= What to work on =
Find and copy each line of the data that includes "Kaufliebhaber".
*** Recorded data ***
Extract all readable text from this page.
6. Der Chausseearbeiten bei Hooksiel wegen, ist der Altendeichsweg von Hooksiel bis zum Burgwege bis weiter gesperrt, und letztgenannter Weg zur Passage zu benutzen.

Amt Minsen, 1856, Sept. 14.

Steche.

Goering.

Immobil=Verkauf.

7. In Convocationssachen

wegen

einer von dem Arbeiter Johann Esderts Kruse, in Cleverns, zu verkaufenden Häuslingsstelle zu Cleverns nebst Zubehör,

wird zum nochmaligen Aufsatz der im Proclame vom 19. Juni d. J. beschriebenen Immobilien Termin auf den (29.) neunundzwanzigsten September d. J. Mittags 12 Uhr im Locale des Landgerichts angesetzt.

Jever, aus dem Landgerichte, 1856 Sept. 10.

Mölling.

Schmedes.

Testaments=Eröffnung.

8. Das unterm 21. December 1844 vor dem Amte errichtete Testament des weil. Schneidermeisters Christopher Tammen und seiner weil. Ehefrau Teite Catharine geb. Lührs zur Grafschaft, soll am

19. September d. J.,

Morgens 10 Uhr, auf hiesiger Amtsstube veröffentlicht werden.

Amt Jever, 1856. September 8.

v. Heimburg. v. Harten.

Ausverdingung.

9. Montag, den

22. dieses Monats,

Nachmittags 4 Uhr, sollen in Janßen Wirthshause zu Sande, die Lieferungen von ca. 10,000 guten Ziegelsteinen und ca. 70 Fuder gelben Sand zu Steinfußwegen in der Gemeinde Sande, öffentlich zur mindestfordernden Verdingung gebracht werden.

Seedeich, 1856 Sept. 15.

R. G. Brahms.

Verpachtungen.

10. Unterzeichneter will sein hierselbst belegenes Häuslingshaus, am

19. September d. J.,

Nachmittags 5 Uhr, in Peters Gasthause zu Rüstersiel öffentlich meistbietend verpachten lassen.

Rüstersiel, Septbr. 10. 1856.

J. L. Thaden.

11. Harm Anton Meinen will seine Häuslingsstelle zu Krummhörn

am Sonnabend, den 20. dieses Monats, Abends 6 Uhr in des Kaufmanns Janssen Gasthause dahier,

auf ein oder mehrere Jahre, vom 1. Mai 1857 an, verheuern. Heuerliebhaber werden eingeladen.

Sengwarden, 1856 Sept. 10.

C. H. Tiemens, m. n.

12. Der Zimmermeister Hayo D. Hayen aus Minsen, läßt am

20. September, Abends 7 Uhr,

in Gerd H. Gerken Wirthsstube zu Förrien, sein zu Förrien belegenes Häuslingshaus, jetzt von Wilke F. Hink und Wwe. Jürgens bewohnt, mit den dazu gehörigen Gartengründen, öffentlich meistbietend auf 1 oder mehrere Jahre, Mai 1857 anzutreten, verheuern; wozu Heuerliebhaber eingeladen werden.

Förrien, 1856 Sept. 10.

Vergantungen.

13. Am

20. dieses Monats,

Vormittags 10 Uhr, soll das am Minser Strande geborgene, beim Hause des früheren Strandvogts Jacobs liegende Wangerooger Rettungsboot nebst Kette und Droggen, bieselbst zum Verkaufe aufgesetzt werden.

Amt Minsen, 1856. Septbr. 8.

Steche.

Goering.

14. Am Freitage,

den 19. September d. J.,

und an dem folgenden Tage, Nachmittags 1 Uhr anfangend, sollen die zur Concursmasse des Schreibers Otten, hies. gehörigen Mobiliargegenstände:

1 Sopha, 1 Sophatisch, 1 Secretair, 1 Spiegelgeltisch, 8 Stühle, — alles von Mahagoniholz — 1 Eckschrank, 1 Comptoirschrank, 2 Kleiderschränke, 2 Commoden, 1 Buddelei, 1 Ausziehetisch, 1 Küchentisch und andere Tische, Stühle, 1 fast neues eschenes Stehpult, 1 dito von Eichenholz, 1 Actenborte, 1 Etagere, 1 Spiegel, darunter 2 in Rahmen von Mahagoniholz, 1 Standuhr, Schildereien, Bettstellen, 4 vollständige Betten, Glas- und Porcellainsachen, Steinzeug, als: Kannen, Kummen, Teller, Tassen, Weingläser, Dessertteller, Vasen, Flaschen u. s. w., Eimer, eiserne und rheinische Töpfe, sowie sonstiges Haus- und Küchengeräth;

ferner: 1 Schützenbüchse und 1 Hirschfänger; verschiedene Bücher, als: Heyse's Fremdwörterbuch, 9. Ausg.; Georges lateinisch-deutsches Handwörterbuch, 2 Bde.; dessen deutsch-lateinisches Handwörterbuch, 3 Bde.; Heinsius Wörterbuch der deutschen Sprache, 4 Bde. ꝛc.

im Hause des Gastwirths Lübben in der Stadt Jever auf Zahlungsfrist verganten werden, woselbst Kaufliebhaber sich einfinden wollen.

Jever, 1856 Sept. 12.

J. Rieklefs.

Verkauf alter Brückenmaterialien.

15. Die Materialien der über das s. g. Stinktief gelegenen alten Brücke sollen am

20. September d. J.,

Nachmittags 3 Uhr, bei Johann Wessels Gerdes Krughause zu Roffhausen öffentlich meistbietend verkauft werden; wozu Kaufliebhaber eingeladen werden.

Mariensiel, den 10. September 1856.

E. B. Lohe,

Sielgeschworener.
*** End of Recorded data ***
= Task answer =
im Hause des Gastwirths Lübben in der Stadt Jever auf Zahlungsfrist verganten werden, woselbst Kaufliebhaber sich einfinden wollen.
Nachmittags 3 Uhr, bei Johann Wessels Gerdes Krughause zu Roffhausen öffentlich meistbietend verkauft werden; wozu Kaufliebhaber eingeladen werden.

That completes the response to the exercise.